Data records
────────
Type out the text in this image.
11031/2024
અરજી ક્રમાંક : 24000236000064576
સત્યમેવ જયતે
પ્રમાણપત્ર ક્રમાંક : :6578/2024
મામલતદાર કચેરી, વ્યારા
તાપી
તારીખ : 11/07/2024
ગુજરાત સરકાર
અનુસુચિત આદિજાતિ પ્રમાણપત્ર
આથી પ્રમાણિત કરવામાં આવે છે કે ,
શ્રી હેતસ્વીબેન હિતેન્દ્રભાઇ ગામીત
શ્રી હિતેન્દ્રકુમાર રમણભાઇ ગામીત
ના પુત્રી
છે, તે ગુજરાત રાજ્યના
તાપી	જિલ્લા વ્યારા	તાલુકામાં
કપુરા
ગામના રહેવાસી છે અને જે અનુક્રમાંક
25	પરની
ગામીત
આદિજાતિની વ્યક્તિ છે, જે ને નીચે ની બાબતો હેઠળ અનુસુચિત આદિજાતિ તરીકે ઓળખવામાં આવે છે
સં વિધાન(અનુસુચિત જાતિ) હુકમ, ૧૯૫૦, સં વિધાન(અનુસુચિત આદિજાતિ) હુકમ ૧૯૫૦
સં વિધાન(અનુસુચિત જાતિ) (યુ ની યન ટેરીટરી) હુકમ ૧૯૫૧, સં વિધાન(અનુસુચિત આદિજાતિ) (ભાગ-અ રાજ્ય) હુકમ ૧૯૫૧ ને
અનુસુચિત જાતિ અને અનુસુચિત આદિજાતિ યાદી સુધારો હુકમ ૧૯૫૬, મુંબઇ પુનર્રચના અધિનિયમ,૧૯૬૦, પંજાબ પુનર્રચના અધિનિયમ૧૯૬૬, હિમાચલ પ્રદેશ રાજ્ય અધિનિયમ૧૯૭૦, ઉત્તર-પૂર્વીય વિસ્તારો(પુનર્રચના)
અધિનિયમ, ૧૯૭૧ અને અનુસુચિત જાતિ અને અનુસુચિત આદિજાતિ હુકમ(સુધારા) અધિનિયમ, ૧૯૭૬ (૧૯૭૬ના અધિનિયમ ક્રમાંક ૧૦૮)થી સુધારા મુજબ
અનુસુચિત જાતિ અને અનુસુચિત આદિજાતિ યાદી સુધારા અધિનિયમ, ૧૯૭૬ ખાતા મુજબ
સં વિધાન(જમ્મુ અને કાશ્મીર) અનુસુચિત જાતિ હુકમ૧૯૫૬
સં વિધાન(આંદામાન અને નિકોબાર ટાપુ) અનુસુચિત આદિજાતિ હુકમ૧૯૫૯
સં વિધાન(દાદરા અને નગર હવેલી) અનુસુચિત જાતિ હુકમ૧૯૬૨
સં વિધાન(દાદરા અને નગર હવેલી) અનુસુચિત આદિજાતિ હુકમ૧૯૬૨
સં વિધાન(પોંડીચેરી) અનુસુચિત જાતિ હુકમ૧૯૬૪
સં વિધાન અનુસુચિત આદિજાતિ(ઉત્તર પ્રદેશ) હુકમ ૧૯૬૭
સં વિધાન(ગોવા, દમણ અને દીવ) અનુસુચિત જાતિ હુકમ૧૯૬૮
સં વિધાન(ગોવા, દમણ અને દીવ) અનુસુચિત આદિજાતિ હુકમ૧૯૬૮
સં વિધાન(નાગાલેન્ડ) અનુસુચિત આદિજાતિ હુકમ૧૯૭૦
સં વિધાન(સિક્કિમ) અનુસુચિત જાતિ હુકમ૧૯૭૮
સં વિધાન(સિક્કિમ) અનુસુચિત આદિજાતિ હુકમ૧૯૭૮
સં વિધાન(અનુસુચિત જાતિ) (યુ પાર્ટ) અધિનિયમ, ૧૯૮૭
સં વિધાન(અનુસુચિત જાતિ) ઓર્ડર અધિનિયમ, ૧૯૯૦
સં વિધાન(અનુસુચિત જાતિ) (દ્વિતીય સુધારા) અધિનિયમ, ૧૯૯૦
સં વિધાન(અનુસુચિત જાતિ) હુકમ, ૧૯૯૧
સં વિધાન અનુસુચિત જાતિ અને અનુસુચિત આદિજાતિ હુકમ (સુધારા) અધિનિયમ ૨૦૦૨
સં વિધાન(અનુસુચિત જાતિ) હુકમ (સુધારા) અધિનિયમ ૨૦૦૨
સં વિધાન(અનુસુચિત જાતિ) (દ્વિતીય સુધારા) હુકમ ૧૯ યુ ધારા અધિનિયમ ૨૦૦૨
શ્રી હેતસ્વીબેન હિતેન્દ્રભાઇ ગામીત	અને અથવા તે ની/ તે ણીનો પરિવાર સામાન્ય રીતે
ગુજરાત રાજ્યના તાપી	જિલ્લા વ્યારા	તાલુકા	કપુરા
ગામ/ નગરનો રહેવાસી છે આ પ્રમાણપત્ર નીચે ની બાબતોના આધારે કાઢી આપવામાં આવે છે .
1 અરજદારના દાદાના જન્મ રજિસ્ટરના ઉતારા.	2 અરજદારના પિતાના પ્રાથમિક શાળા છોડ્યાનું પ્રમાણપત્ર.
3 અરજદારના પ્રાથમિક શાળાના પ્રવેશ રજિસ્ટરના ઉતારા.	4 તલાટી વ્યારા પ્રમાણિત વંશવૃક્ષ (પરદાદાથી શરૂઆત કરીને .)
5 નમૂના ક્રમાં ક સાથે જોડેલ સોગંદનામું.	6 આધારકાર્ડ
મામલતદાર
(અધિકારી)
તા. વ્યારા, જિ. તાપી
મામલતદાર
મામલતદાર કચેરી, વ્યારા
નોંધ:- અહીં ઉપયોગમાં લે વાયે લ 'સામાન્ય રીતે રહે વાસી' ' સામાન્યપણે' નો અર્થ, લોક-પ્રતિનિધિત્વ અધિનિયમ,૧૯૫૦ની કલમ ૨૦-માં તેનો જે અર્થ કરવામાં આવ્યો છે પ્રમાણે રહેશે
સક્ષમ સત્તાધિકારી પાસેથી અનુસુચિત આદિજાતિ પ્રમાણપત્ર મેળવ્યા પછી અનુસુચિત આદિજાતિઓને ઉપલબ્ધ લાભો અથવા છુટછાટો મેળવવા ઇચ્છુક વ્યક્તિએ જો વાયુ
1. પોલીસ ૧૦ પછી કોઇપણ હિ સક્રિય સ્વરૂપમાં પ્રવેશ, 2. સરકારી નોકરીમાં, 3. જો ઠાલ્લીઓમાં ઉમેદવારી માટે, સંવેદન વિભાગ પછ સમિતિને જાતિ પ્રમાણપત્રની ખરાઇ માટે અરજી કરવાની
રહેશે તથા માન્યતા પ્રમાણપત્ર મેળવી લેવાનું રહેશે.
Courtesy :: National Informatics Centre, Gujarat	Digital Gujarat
────────
* Set exercise *
Please give back all of the records exactly as written.

* Result below *
Type out the text in this image.
11031/2024
અરજી ક્રમાંક : 24000236000064576
સત્યમેવ જયતે
પ્રમાણપત્ર ક્રમાંક : :6578/2024
મામલતદાર કચેરી, વ્યારા
તાપી
તારીખ : 11/07/2024
ગુજરાત સરકાર
અનુસુચિત આદિજાતિ પ્રમાણપત્ર
આથી પ્રમાણિત કરવામાં આવે છે કે ,
શ્રી હેતસ્વીબેન હિતેન્દ્રભાઇ ગામીત
શ્રી હિતેન્દ્રકુમાર રમણભાઇ ગામીત
ના પુત્રી
છે, તે ગુજરાત રાજ્યના
તાપી	જિલ્લા વ્યારા	તાલુકામાં
કપુરા
ગામના રહેવાસી છે અને જે અનુક્રમાંક
25	પરની
ગામીત
આદિજાતિની વ્યક્તિ છે, જે ને નીચે ની બાબતો હેઠળ અનુસુચિત આદિજાતિ તરીકે ઓળખવામાં આવે છે
સં વિધાન(અનુસુચિત જાતિ) હુકમ, ૧૯૫૦, સં વિધાન(અનુસુચિત આદિજાતિ) હુકમ ૧૯૫૦
સં વિધાન(અનુસુચિત જાતિ) (યુ ની યન ટેરીટરી) હુકમ ૧૯૫૧, સં વિધાન(અનુસુચિત આદિજાતિ) (ભાગ-અ રાજ્ય) હુકમ ૧૯૫૧ ને
અનુસુચિત જાતિ અને અનુસુચિત આદિજાતિ યાદી સુધારો હુકમ ૧૯૫૬, મુંબઇ પુનર્રચના અધિનિયમ,૧૯૬૦, પંજાબ પુનર્રચના અધિનિયમ૧૯૬૬, હિમાચલ પ્રદેશ રાજ્ય અધિનિયમ૧૯૭૦, ઉત્તર-પૂર્વીય વિસ્તારો(પુનર્રચના)
અધિનિયમ, ૧૯૭૧ અને અનુસુચિત જાતિ અને અનુસુચિત આદિજાતિ હુકમ(સુધારા) અધિનિયમ, ૧૯૭૬ (૧૯૭૬ના અધિનિયમ ક્રમાંક ૧૦૮)થી સુધારા મુજબ
અનુસુચિત જાતિ અને અનુસુચિત આદિજાતિ યાદી સુધારા અધિનિયમ, ૧૯૭૬ ખાતા મુજબ
સં વિધાન(જમ્મુ અને કાશ્મીર) અનુસુચિત જાતિ હુકમ૧૯૫૬
સં વિધાન(આંદામાન અને નિકોબાર ટાપુ) અનુસુચિત આદિજાતિ હુકમ૧૯૫૯
સં વિધાન(દાદરા અને નગર હવેલી) અનુસુચિત જાતિ હુકમ૧૯૬૨
સં વિધાન(દાદરા અને નગર હવેલી) અનુસુચિત આદિજાતિ હુકમ૧૯૬૨
સં વિધાન(પોંડીચેરી) અનુસુચિત જાતિ હુકમ૧૯૬૪
સં વિધાન અનુસુચિત આદિજાતિ(ઉત્તર પ્રદેશ) હુકમ ૧૯૬૭
સં વિધાન(ગોવા, દમણ અને દીવ) અનુસુચિત જાતિ હુકમ૧૯૬૮
સં વિધાન(ગોવા, દમણ અને દીવ) અનુસુચિત આદિજાતિ હુકમ૧૯૬૮
સં વિધાન(નાગાલેન્ડ) અનુસુચિત આદિજાતિ હુકમ૧૯૭૦
સં વિધાન(સિક્કિમ) અનુસુચિત જાતિ હુકમ૧૯૭૮
સં વિધાન(સિક્કિમ) અનુસુચિત આદિજાતિ હુકમ૧૯૭૮
સં વિધાન(અનુસુચિત જાતિ) (યુ પાર્ટ) અધિનિયમ, ૧૯૮૭
સં વિધાન(અનુસુચિત જાતિ) ઓર્ડર અધિનિયમ, ૧૯૯૦
સં વિધાન(અનુસુચિત જાતિ) (દ્વિતીય સુધારા) અધિનિયમ, ૧૯૯૦
સં વિધાન(અનુસુચિત જાતિ) હુકમ, ૧૯૯૧
સં વિધાન અનુસુચિત જાતિ અને અનુસુચિત આદિજાતિ હુકમ (સુધારા) અધિનિયમ ૨૦૦૨
સં વિધાન(અનુસુચિત જાતિ) હુકમ (સુધારા) અધિનિયમ ૨૦૦૨
સં વિધાન(અનુસુચિત જાતિ) (દ્વિતીય સુધારા) હુકમ ૧૯ યુ ધારા અધિનિયમ ૨૦૦૨
શ્રી હેતસ્વીબેન હિતેન્દ્રભાઇ ગામીત	અને અથવા તે ની/ તે ણીનો પરિવાર સામાન્ય રીતે
ગુજરાત રાજ્યના તાપી	જિલ્લા વ્યારા	તાલુકા	કપુરા
ગામ/ નગરનો રહેવાસી છે આ પ્રમાણપત્ર નીચે ની બાબતોના આધારે કાઢી આપવામાં આવે છે .
1 અરજદારના દાદાના જન્મ રજિસ્ટરના ઉતારા.	2 અરજદારના પિતાના પ્રાથમિક શાળા છોડ્યાનું પ્રમાણપત્ર.
3 અરજદારના પ્રાથમિક શાળાના પ્રવેશ રજિસ્ટરના ઉતારા.	4 તલાટી વ્યારા પ્રમાણિત વંશવૃક્ષ (પરદાદાથી શરૂઆત કરીને .)
5 નમૂના ક્રમાં ક સાથે જોડેલ સોગંદનામું.	6 આધારકાર્ડ
મામલતદાર
(અધિકારી)
તા. વ્યારા, જિ. તાપી
મામલતદાર
મામલતદાર કચેરી, વ્યારા
નોંધ:- અહીં ઉપયોગમાં લે વાયે લ 'સામાન્ય રીતે રહે વાસી' ' સામાન્યપણે' નો અર્થ, લોક-પ્રતિનિધિત્વ અધિનિયમ,૧૯૫૦ની કલમ ૨૦-માં તેનો જે અર્થ કરવામાં આવ્યો છે પ્રમાણે રહેશે
સક્ષમ સત્તાધિકારી પાસેથી અનુસુચિત આદિજાતિ પ્રમાણપત્ર મેળવ્યા પછી અનુસુચિત આદિજાતિઓને ઉપલબ્ધ લાભો અથવા છુટછાટો મેળવવા ઇચ્છુક વ્યક્તિએ જો વાયુ
1. પોલીસ ૧૦ પછી કોઇપણ હિ સક્રિય સ્વરૂપમાં પ્રવેશ, 2. સરકારી નોકરીમાં, 3. જો ઠાલ્લીઓમાં ઉમેદવારી માટે, સંવેદન વિભાગ પછ સમિતિને જાતિ પ્રમાણપત્રની ખરાઇ માટે અરજી કરવાની
રહેશે તથા માન્યતા પ્રમાણપત્ર મેળવી લેવાનું રહેશે.
Courtesy :: National Informatics Centre, Gujarat	Digital Gujarat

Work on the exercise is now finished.